* _What is needed_
Reproduce the entries exactly.

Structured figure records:

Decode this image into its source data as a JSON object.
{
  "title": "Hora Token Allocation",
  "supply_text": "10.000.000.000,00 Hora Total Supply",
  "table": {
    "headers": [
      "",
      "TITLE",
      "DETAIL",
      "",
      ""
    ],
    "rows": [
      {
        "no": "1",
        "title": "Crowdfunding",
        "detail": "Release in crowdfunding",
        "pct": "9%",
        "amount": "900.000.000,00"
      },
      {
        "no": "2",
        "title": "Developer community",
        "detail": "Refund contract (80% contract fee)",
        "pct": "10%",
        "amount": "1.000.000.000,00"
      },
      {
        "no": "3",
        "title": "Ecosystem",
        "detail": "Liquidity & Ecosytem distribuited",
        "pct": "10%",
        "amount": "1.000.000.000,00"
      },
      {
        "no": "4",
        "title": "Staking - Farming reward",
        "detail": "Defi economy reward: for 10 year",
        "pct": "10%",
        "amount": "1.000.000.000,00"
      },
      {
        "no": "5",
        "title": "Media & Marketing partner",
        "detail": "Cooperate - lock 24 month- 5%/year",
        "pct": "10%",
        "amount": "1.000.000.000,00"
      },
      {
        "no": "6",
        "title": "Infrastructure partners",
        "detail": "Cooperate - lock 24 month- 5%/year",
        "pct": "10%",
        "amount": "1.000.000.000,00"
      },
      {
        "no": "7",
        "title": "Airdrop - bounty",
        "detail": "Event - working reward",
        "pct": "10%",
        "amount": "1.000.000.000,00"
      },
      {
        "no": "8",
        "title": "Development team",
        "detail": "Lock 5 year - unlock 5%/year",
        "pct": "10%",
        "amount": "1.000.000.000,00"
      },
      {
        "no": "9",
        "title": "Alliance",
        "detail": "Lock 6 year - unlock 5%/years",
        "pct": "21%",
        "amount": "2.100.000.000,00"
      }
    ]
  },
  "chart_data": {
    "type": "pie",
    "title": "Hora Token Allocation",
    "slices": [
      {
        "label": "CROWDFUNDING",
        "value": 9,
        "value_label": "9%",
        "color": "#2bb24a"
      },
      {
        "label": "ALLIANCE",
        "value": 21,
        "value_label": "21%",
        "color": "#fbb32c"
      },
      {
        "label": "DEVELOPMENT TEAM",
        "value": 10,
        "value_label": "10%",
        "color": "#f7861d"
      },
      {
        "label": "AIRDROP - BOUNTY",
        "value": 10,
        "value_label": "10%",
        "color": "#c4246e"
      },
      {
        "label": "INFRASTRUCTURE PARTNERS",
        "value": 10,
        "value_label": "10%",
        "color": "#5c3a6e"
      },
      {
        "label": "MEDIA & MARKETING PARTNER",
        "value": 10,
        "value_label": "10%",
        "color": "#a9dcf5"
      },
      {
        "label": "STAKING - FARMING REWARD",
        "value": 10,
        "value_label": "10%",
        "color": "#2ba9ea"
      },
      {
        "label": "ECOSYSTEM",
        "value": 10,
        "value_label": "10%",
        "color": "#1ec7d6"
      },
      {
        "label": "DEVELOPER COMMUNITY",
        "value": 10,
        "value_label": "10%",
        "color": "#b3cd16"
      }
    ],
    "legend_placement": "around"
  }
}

* _Response below_
Decode this image into its source data as a JSON object.
{
  "title": "Hora Token Allocation",
  "supply_text": "10.000.000.000,00 Hora Total Supply",
  "table": {
    "headers": [
      "",
      "TITLE",
      "DETAIL",
      "",
      ""
    ],
    "rows": [
      {
        "no": "1",
        "title": "Crowdfunding",
        "detail": "Release in crowdfunding",
        "pct": "9%",
        "amount": "900.000.000,00"
      },
      {
        "no": "2",
        "title": "Developer community",
        "detail": "Refund contract (80% contract fee)",
        "pct": "10%",
        "amount": "1.000.000.000,00"
      },
      {
        "no": "3",
        "title": "Ecosystem",
        "detail": "Liquidity & Ecosytem distribuited",
        "pct": "10%",
        "amount": "1.000.000.000,00"
      },
      {
        "no": "4",
        "title": "Staking - Farming reward",
        "detail": "Defi economy reward: for 10 year",
        "pct": "10%",
        "amount": "1.000.000.000,00"
      },
      {
        "no": "5",
        "title": "Media & Marketing partner",
        "detail": "Cooperate - lock 24 month- 5%/year",
        "pct": "10%",
        "amount": "1.000.000.000,00"
      },
      {
        "no": "6",
        "title": "Infrastructure partners",
        "detail": "Cooperate - lock 24 month- 5%/year",
        "pct": "10%",
        "amount": "1.000.000.000,00"
      },
      {
        "no": "7",
        "title": "Airdrop - bounty",
        "detail": "Event - working reward",
        "pct": "10%",
        "amount": "1.000.000.000,00"
      },
      {
        "no": "8",
        "title": "Development team",
        "detail": "Lock 5 year - unlock 5%/year",
        "pct": "10%",
        "amount": "1.000.000.000,00"
      },
      {
        "no": "9",
        "title": "Alliance",
        "detail": "Lock 6 year - unlock 5%/years",
        "pct": "21%",
        "amount": "2.100.000.000,00"
      }
    ]
  },
  "chart_data": {
    "type": "pie",
    "title": "Hora Token Allocation",
    "slices": [
      {
        "label": "CROWDFUNDING",
        "value": 9,
        "value_label": "9%",
        "color": "#2bb24a"
      },
      {
        "label": "ALLIANCE",
        "value": 21,
        "value_label": "21%",
        "color": "#fbb32c"
      },
      {
        "label": "DEVELOPMENT TEAM",
        "value": 10,
        "value_label": "10%",
        "color": "#f7861d"
      },
      {
        "label": "AIRDROP - BOUNTY",
        "value": 10,
        "value_label": "10%",
        "color": "#c4246e"
      },
      {
        "label": "INFRASTRUCTURE PARTNERS",
        "value": 10,
        "value_label": "10%",
        "color": "#5c3a6e"
      },
      {
        "label": "MEDIA & MARKETING PARTNER",
        "value": 10,
        "value_label": "10%",
        "color": "#a9dcf5"
      },
      {
        "label": "STAKING - FARMING REWARD",
        "value": 10,
        "value_label": "10%",
        "color": "#2ba9ea"
      },
      {
        "label": "ECOSYSTEM",
        "value": 10,
        "value_label": "10%",
        "color": "#1ec7d6"
      },
      {
        "label": "DEVELOPER COMMUNITY",
        "value": 10,
        "value_label": "10%",
        "color": "#b3cd16"
      }
    ],
    "legend_placement": "around"
  }
}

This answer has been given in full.